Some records

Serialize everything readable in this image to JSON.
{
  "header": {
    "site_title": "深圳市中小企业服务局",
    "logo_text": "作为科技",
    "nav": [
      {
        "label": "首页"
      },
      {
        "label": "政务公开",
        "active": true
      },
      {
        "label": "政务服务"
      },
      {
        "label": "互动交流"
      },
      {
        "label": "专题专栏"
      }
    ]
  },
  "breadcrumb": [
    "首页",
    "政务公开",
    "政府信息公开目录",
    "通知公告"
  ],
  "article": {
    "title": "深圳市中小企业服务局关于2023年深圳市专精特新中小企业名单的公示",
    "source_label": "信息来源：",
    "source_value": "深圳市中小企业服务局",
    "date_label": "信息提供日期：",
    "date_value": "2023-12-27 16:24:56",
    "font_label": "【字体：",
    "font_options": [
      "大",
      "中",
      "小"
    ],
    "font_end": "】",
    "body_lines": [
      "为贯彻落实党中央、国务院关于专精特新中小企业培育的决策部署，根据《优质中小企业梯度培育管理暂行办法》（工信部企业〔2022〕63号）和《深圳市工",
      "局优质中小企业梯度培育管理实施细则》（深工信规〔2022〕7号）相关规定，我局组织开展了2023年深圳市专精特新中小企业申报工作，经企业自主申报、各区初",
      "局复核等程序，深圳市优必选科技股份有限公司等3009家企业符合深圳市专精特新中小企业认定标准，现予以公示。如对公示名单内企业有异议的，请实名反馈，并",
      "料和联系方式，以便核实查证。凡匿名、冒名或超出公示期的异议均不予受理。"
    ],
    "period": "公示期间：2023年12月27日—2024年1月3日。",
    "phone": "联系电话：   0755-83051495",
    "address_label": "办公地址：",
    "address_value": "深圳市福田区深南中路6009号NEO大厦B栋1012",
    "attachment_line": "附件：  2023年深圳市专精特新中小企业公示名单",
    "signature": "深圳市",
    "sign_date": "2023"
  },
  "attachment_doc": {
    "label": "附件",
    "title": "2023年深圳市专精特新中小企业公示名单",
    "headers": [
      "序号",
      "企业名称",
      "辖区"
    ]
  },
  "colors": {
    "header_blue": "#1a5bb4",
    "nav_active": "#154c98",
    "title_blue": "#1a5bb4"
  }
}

PROBLEM STATEMENT => Can you restate every record above word for word?

FINISHED EXERCISE =>
Serialize everything readable in this image to JSON.
{
  "header": {
    "site_title": "深圳市中小企业服务局",
    "logo_text": "作为科技",
    "nav": [
      {
        "label": "首页"
      },
      {
        "label": "政务公开",
        "active": true
      },
      {
        "label": "政务服务"
      },
      {
        "label": "互动交流"
      },
      {
        "label": "专题专栏"
      }
    ]
  },
  "breadcrumb": [
    "首页",
    "政务公开",
    "政府信息公开目录",
    "通知公告"
  ],
  "article": {
    "title": "深圳市中小企业服务局关于2023年深圳市专精特新中小企业名单的公示",
    "source_label": "信息来源：",
    "source_value": "深圳市中小企业服务局",
    "date_label": "信息提供日期：",
    "date_value": "2023-12-27 16:24:56",
    "font_label": "【字体：",
    "font_options": [
      "大",
      "中",
      "小"
    ],
    "font_end": "】",
    "body_lines": [
      "为贯彻落实党中央、国务院关于专精特新中小企业培育的决策部署，根据《优质中小企业梯度培育管理暂行办法》（工信部企业〔2022〕63号）和《深圳市工",
      "局优质中小企业梯度培育管理实施细则》（深工信规〔2022〕7号）相关规定，我局组织开展了2023年深圳市专精特新中小企业申报工作，经企业自主申报、各区初",
      "局复核等程序，深圳市优必选科技股份有限公司等3009家企业符合深圳市专精特新中小企业认定标准，现予以公示。如对公示名单内企业有异议的，请实名反馈，并",
      "料和联系方式，以便核实查证。凡匿名、冒名或超出公示期的异议均不予受理。"
    ],
    "period": "公示期间：2023年12月27日—2024年1月3日。",
    "phone": "联系电话：   0755-83051495",
    "address_label": "办公地址：",
    "address_value": "深圳市福田区深南中路6009号NEO大厦B栋1012",
    "attachment_line": "附件：  2023年深圳市专精特新中小企业公示名单",
    "signature": "深圳市",
    "sign_date": "2023"
  },
  "attachment_doc": {
    "label": "附件",
    "title": "2023年深圳市专精特新中小企业公示名单",
    "headers": [
      "序号",
      "企业名称",
      "辖区"
    ]
  },
  "colors": {
    "header_blue": "#1a5bb4",
    "nav_active": "#154c98",
    "title_blue": "#1a5bb4"
  }
}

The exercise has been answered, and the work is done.